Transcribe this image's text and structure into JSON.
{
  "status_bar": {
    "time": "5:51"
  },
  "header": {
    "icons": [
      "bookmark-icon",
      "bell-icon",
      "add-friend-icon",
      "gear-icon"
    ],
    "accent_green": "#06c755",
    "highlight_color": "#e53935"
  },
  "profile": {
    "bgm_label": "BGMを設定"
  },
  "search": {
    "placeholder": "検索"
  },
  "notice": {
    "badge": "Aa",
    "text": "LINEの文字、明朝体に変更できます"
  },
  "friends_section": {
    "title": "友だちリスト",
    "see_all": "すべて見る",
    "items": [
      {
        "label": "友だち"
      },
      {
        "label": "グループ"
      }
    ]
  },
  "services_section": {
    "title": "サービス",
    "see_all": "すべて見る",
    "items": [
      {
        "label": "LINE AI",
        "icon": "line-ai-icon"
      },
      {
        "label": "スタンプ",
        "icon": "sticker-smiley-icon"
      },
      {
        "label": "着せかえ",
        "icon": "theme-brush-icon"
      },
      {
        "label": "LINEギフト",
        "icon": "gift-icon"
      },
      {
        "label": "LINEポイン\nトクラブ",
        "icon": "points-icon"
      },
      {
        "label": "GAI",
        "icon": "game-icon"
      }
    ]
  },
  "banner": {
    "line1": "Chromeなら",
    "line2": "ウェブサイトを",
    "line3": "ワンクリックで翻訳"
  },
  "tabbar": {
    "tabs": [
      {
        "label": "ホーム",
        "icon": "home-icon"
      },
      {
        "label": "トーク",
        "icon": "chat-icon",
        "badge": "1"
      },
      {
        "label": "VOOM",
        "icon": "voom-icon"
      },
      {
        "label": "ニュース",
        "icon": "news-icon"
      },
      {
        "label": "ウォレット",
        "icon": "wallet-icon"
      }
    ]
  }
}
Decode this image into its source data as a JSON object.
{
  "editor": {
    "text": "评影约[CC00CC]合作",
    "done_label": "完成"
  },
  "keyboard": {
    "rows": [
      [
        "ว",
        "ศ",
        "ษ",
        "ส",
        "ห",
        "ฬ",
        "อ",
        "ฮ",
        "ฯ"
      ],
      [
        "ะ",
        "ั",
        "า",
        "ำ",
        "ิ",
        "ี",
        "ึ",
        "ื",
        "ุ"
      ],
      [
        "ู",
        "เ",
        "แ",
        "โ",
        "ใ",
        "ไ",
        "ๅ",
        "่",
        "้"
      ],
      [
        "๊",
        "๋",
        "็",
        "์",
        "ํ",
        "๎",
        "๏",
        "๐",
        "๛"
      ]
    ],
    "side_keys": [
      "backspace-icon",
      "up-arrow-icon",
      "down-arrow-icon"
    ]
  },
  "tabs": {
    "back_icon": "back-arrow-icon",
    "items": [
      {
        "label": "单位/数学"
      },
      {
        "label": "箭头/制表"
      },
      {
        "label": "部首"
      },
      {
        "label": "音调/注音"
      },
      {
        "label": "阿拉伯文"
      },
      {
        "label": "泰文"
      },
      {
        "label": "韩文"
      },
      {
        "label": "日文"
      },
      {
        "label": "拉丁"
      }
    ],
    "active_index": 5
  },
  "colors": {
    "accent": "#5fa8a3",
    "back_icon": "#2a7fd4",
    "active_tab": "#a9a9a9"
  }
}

────────

• **Given problem**
Look through the entries above for the word "this". Copy every line where it shows up.

• **Output below**
Transcribe this image's text and structure into JSON.
Decode this image into its source data as a JSON object.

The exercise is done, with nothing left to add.